(Raw records):
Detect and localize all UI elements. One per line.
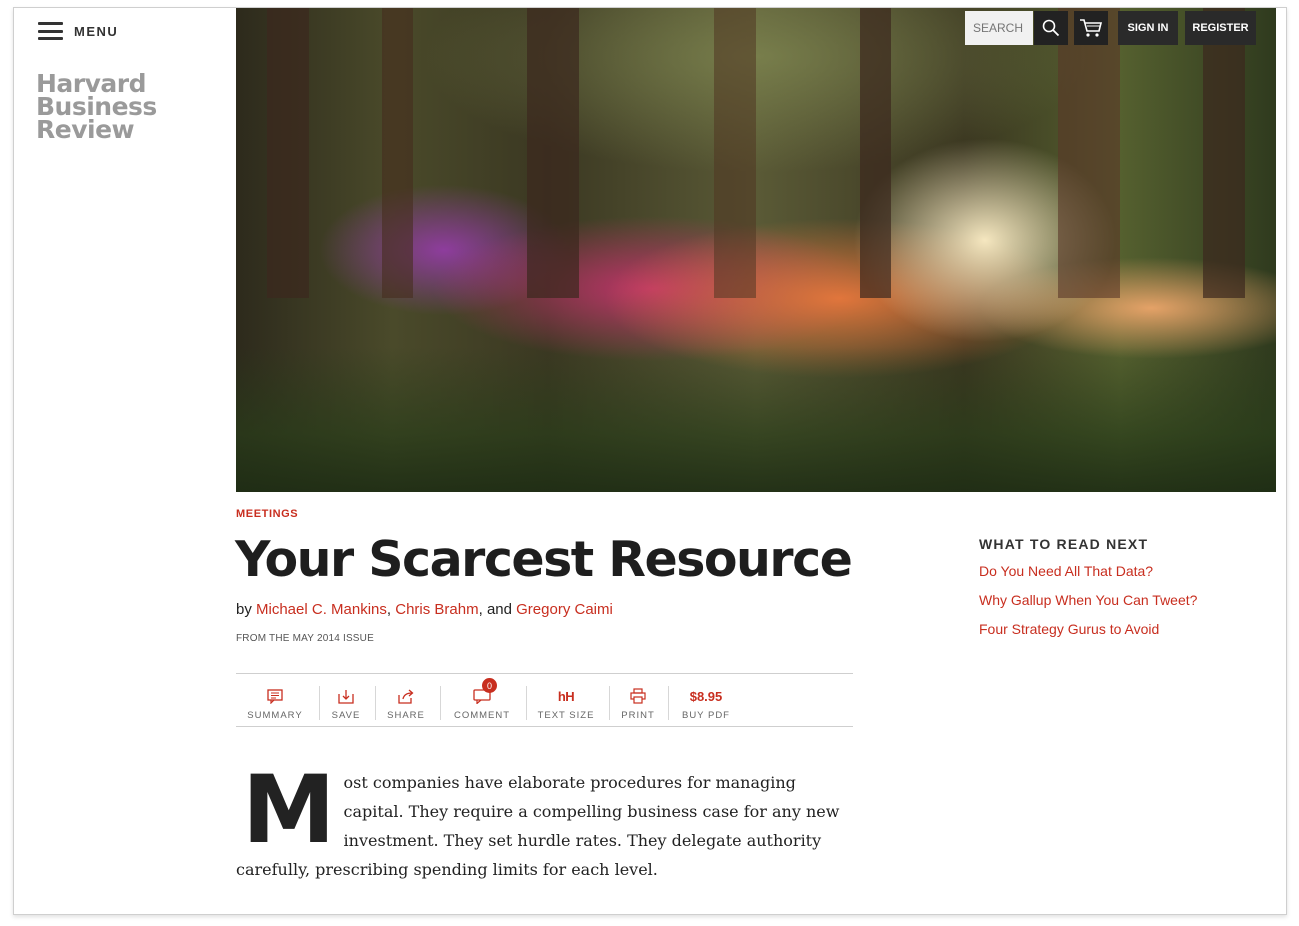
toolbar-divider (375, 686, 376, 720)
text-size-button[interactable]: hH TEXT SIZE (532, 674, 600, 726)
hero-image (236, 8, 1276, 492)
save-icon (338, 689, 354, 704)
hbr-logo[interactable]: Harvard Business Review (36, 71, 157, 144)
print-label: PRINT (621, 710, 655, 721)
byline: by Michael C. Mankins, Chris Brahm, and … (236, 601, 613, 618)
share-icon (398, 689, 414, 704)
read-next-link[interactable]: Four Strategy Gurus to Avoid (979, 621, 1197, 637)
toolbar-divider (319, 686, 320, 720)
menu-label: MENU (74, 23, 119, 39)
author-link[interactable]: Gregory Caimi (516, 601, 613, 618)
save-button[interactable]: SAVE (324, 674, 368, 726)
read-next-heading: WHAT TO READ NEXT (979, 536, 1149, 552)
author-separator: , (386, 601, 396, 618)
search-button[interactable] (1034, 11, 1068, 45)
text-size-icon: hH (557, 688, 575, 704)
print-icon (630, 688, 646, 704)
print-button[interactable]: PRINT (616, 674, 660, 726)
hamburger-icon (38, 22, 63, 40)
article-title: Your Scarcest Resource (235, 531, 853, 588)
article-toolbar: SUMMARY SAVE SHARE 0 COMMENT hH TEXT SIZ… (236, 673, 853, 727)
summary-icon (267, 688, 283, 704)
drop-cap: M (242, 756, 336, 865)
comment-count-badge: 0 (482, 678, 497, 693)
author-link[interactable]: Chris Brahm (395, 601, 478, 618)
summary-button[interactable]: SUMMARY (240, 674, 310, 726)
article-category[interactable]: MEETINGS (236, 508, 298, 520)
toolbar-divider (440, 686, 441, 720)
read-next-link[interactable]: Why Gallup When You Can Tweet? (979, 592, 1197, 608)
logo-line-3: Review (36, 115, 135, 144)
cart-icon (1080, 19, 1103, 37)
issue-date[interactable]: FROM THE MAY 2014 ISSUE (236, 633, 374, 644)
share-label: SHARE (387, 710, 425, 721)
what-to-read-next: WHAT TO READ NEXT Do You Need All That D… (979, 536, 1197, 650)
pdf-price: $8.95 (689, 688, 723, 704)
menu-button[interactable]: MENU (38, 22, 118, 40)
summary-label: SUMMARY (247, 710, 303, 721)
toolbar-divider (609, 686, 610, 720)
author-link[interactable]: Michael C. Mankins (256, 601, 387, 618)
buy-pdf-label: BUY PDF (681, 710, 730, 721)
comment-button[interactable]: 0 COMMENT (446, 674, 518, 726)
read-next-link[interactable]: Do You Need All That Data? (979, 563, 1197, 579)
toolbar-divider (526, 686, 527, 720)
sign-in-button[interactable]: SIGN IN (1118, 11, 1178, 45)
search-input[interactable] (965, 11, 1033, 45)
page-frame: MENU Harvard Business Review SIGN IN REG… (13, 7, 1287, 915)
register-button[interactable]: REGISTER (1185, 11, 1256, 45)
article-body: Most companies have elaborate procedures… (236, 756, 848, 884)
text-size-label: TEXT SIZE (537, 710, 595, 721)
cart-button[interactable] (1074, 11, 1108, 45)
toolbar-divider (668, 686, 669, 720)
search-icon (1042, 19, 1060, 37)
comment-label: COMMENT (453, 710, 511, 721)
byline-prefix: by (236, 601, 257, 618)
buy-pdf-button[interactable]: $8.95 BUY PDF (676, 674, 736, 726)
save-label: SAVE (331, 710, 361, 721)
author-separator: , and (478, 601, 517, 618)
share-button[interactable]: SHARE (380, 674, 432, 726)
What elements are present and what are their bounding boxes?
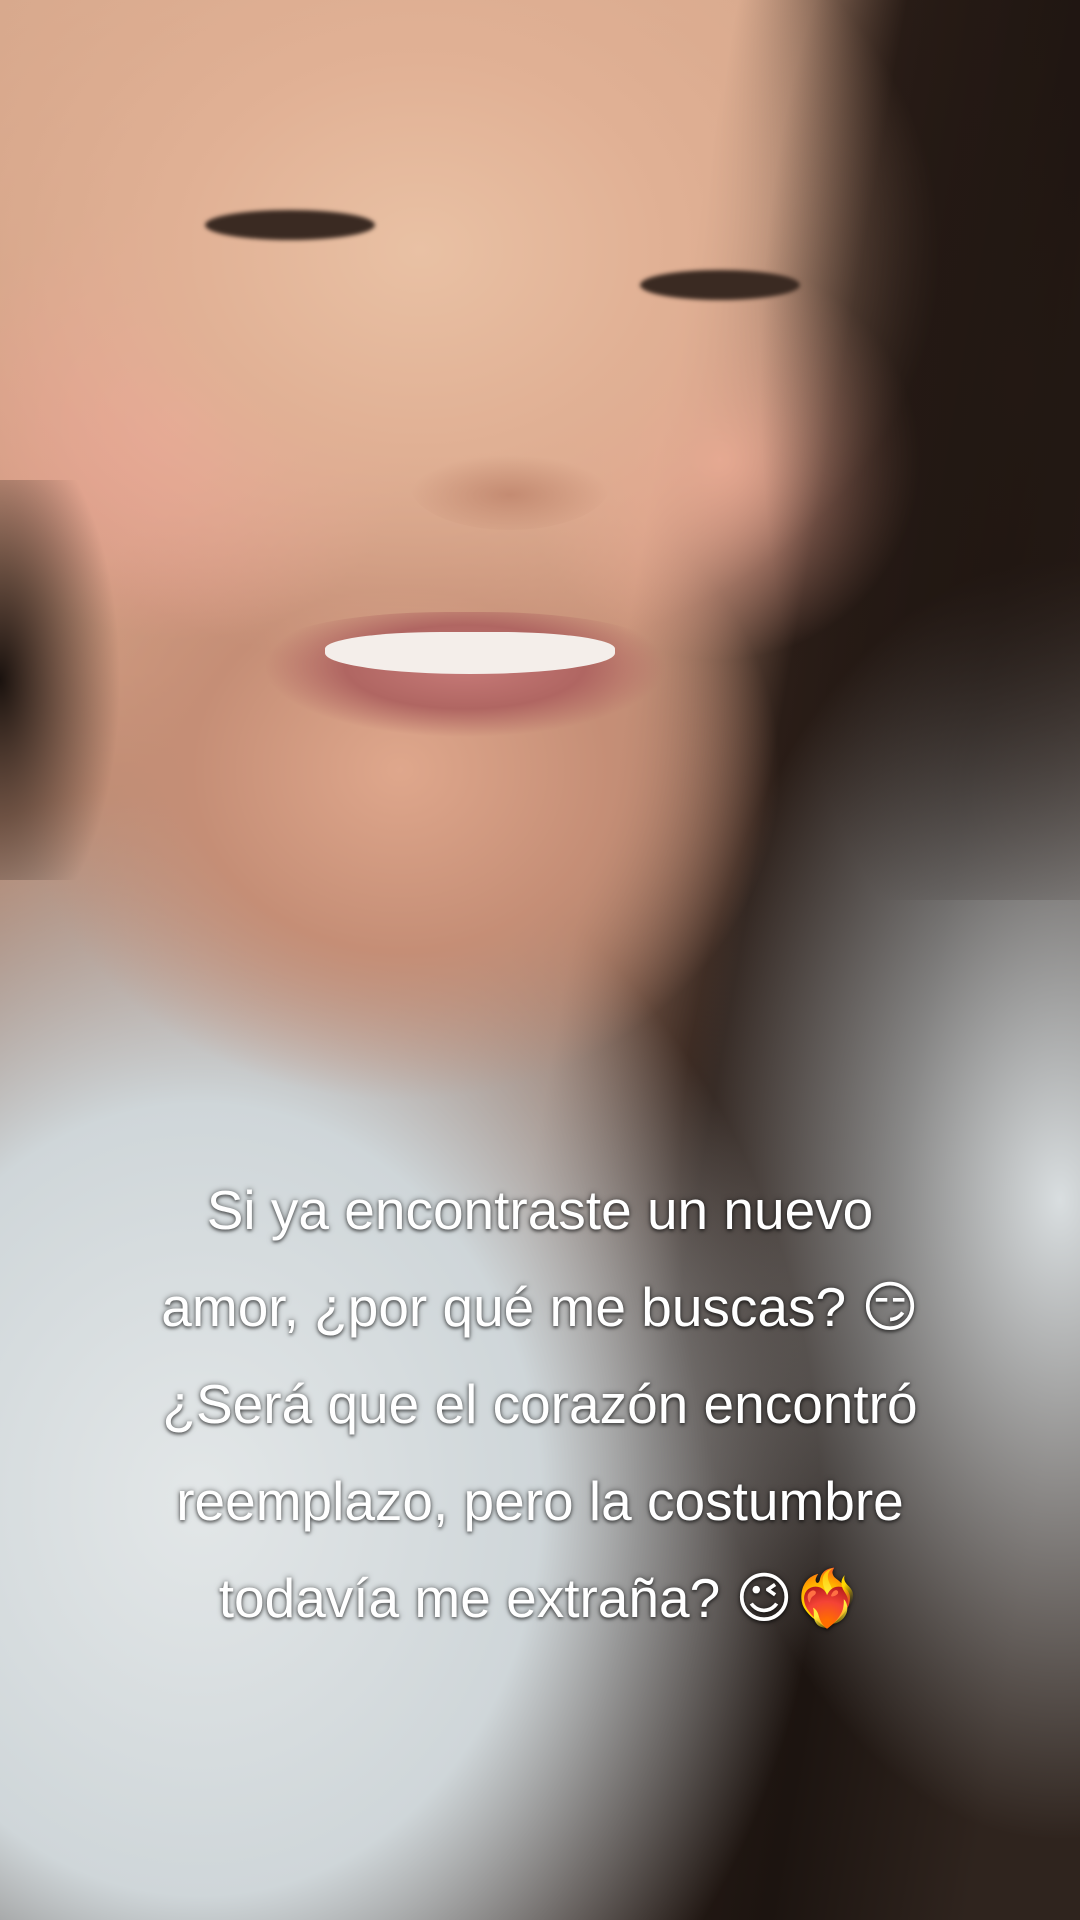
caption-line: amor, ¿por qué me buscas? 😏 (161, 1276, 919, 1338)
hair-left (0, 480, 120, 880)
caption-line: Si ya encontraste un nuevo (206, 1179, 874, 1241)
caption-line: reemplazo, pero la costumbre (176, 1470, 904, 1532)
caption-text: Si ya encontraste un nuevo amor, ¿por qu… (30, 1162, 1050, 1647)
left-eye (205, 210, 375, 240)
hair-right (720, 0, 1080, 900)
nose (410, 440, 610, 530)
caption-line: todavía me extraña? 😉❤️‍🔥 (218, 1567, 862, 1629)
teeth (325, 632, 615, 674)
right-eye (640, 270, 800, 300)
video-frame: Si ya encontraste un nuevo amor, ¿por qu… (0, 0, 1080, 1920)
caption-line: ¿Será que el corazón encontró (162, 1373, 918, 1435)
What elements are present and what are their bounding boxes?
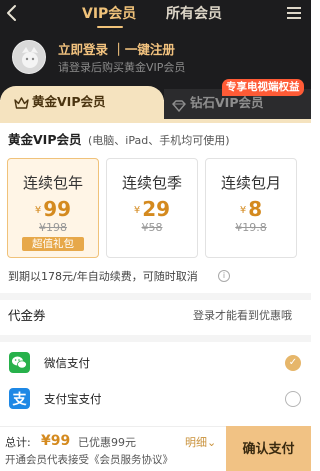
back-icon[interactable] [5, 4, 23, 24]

(Problem to solve): Print the listing above again line for line, leaving out the pictures.

(Complete output):
Detect and localize all UI elements. One per line.
toolbar-divider (375, 686, 376, 720)
text-size-button[interactable]: hH TEXT SIZE (532, 674, 600, 726)
hero-image (236, 8, 1276, 492)
save-icon (338, 689, 354, 704)
hbr-logo[interactable]: Harvard Business Review (36, 71, 157, 144)
print-label: PRINT (621, 710, 655, 721)
byline: by Michael C. Mankins, Chris Brahm, and … (236, 601, 613, 618)
share-icon (398, 689, 414, 704)
read-next-link[interactable]: Four Strategy Gurus to Avoid (979, 621, 1197, 637)
toolbar-divider (319, 686, 320, 720)
menu-label: MENU (74, 23, 119, 39)
author-link[interactable]: Gregory Caimi (516, 601, 613, 618)
save-button[interactable]: SAVE (324, 674, 368, 726)
read-next-heading: WHAT TO READ NEXT (979, 536, 1149, 552)
author-separator: , (386, 601, 396, 618)
search-button[interactable] (1034, 11, 1068, 45)
text-size-icon: hH (557, 688, 575, 704)
print-icon (630, 688, 646, 704)
print-button[interactable]: PRINT (616, 674, 660, 726)
hamburger-icon (38, 22, 63, 40)
article-title: Your Scarcest Resource (235, 531, 853, 588)
article-toolbar: SUMMARY SAVE SHARE 0 COMMENT hH TEXT SIZ… (236, 673, 853, 727)
summary-icon (267, 688, 283, 704)
drop-cap: M (242, 756, 336, 865)
comment-count-badge: 0 (482, 678, 497, 693)
author-link[interactable]: Chris Brahm (395, 601, 478, 618)
summary-button[interactable]: SUMMARY (240, 674, 310, 726)
article-category[interactable]: MEETINGS (236, 508, 298, 520)
toolbar-divider (440, 686, 441, 720)
read-next-link[interactable]: Why Gallup When You Can Tweet? (979, 592, 1197, 608)
logo-line-3: Review (36, 115, 135, 144)
cart-icon (1080, 19, 1103, 37)
issue-date[interactable]: FROM THE MAY 2014 ISSUE (236, 633, 374, 644)
share-label: SHARE (387, 710, 425, 721)
what-to-read-next: WHAT TO READ NEXT Do You Need All That D… (979, 536, 1197, 650)
pdf-price: $8.95 (689, 688, 723, 704)
menu-button[interactable]: MENU (38, 22, 118, 40)
summary-label: SUMMARY (247, 710, 303, 721)
toolbar-divider (609, 686, 610, 720)
author-link[interactable]: Michael C. Mankins (256, 601, 387, 618)
buy-pdf-label: BUY PDF (681, 710, 730, 721)
comment-button[interactable]: 0 COMMENT (446, 674, 518, 726)
read-next-link[interactable]: Do You Need All That Data? (979, 563, 1197, 579)
toolbar-divider (526, 686, 527, 720)
sign-in-button[interactable]: SIGN IN (1118, 11, 1178, 45)
search-input[interactable] (965, 11, 1033, 45)
page-frame: MENU Harvard Business Review SIGN IN REG… (13, 7, 1287, 915)
register-button[interactable]: REGISTER (1185, 11, 1256, 45)
article-body: Most companies have elaborate procedures… (236, 756, 848, 884)
text-size-label: TEXT SIZE (537, 710, 595, 721)
cart-button[interactable] (1074, 11, 1108, 45)
toolbar-divider (668, 686, 669, 720)
search-icon (1042, 19, 1060, 37)
comment-label: COMMENT (453, 710, 511, 721)
byline-prefix: by (236, 601, 257, 618)
buy-pdf-button[interactable]: $8.95 BUY PDF (676, 674, 736, 726)
save-label: SAVE (331, 710, 361, 721)
author-separator: , and (478, 601, 517, 618)
share-button[interactable]: SHARE (380, 674, 432, 726)
What elements are present and what are their bounding boxes?
caption-line: amor, ¿por qué me buscas? 😏 (161, 1276, 919, 1338)
hair-left (0, 480, 120, 880)
caption-line: Si ya encontraste un nuevo (206, 1179, 874, 1241)
caption-line: reemplazo, pero la costumbre (176, 1470, 904, 1532)
caption-text: Si ya encontraste un nuevo amor, ¿por qu… (30, 1162, 1050, 1647)
left-eye (205, 210, 375, 240)
hair-right (720, 0, 1080, 900)
nose (410, 440, 610, 530)
caption-line: todavía me extraña? 😉❤️‍🔥 (218, 1567, 862, 1629)
teeth (325, 632, 615, 674)
right-eye (640, 270, 800, 300)
video-frame: Si ya encontraste un nuevo amor, ¿por qu… (0, 0, 1080, 1920)
caption-line: ¿Será que el corazón encontró (162, 1373, 918, 1435)
What elements are present and what are their bounding boxes?
back-icon[interactable] [5, 4, 23, 24]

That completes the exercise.